> [TASK INSTRUCTIONS] Retype each entry below exactly as it stands.

:::::

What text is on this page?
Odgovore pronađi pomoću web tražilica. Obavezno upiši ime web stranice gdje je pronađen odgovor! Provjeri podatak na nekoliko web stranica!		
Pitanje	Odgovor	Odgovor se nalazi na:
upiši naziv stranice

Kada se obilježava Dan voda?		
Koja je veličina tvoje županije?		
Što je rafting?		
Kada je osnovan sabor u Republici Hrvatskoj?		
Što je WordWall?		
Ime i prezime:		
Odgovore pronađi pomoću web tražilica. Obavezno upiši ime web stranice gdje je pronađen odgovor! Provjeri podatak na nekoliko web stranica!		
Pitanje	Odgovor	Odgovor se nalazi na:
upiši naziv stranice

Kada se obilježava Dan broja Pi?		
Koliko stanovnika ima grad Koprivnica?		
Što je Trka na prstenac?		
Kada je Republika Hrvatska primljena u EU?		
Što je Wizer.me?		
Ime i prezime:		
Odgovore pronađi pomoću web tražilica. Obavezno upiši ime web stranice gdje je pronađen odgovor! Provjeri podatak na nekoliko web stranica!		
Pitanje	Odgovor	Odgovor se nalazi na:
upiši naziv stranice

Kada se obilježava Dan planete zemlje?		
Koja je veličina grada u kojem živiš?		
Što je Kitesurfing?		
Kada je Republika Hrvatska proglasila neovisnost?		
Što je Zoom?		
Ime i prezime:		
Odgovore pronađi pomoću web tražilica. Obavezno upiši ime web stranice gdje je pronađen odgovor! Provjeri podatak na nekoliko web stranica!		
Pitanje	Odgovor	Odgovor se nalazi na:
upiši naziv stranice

:::::

> [SOLUTION TO THIS TASK]
What text is on this page?
Odgovore pronađi pomoću web tražilica. Obavezno upiši ime web stranice gdje je pronađen odgovor! Provjeri podatak na nekoliko web stranica!		
Pitanje	Odgovor	Odgovor se nalazi na:
upiši naziv stranice

Kada se obilježava Dan voda?		
Koja je veličina tvoje županije?		
Što je rafting?		
Kada je osnovan sabor u Republici Hrvatskoj?		
Što je WordWall?		
Ime i prezime:		
Odgovore pronađi pomoću web tražilica. Obavezno upiši ime web stranice gdje je pronađen odgovor! Provjeri podatak na nekoliko web stranica!		
Pitanje	Odgovor	Odgovor se nalazi na:
upiši naziv stranice

Kada se obilježava Dan broja Pi?		
Koliko stanovnika ima grad Koprivnica?		
Što je Trka na prstenac?		
Kada je Republika Hrvatska primljena u EU?		
Što je Wizer.me?		
Ime i prezime:		
Odgovore pronađi pomoću web tražilica. Obavezno upiši ime web stranice gdje je pronađen odgovor! Provjeri podatak na nekoliko web stranica!		
Pitanje	Odgovor	Odgovor se nalazi na:
upiši naziv stranice

Kada se obilježava Dan planete zemlje?		
Koja je veličina grada u kojem živiš?		
Što je Kitesurfing?		
Kada je Republika Hrvatska proglasila neovisnost?		
Što je Zoom?		
Ime i prezime:		
Odgovore pronađi pomoću web tražilica. Obavezno upiši ime web stranice gdje je pronađen odgovor! Provjeri podatak na nekoliko web stranica!		
Pitanje	Odgovor	Odgovor se nalazi na:
upiši naziv stranice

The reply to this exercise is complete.